**Work item**
The copy you produce must hold every record exactly, and none of the images.

*** Data under study ***

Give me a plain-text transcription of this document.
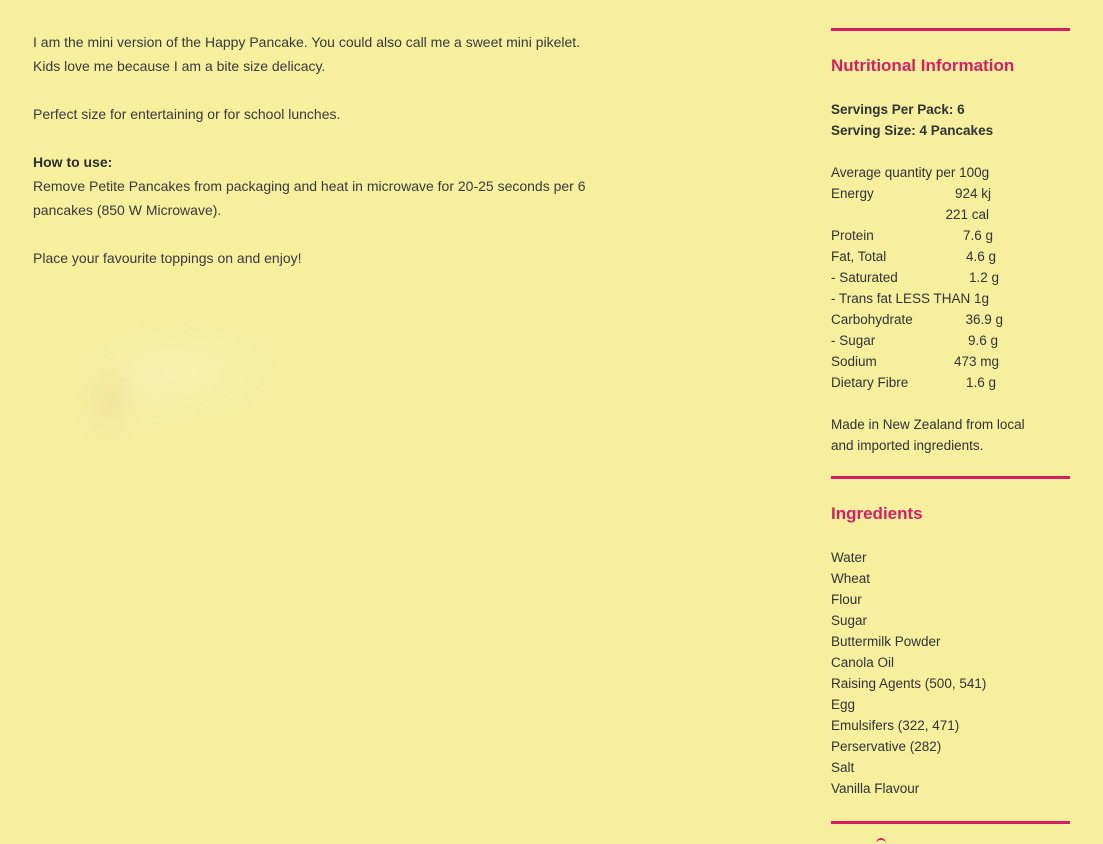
I am the mini version of the Happy Pancake. You could also call me a sweet mini pikelet.
Kids love me because I am a bite size delicacy.

Perfect size for entertaining or for school lunches.

How to use:
Remove Petite Pancakes from packaging and heat in microwave for 20-25 seconds per 6
pancakes (850 W Microwave).

Place your favourite toppings on and enjoy!

Nutritional Information
Servings Per Pack: 6
Serving Size: 4 Pancakes
Average quantity per 100g
Energy	924 kj
221 cal
Protein	7.6 g
Fat, Total	4.6 g
- Saturated	1.2 g
- Trans fat LESS THAN 1g
Carbohydrate	36.9 g
- Sugar	9.6 g
Sodium	473 mg
Dietary Fibre	1.6 g
Made in New Zealand from local
and imported ingredients.
Ingredients
Water
Wheat
Flour
Sugar
Buttermilk Powder
Canola Oil
Raising Agents (500, 541)
Egg
Emulsifers (322, 471)
Perservative (282)
Salt
Vanilla Flavour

***

**Result of this exercise**
Give me a plain-text transcription of this document.
I am the mini version of the Happy Pancake. You could also call me a sweet mini pikelet.
Kids love me because I am a bite size delicacy.

Perfect size for entertaining or for school lunches.

How to use:
Remove Petite Pancakes from packaging and heat in microwave for 20-25 seconds per 6
pancakes (850 W Microwave).

Place your favourite toppings on and enjoy!

Nutritional Information
Servings Per Pack: 6
Serving Size: 4 Pancakes
Average quantity per 100g
Energy	924 kj
221 cal
Protein	7.6 g
Fat, Total	4.6 g
- Saturated	1.2 g
- Trans fat LESS THAN 1g
Carbohydrate	36.9 g
- Sugar	9.6 g
Sodium	473 mg
Dietary Fibre	1.6 g
Made in New Zealand from local
and imported ingredients.
Ingredients
Water
Wheat
Flour
Sugar
Buttermilk Powder
Canola Oil
Raising Agents (500, 541)
Egg
Emulsifers (322, 471)
Perservative (282)
Salt
Vanilla Flavour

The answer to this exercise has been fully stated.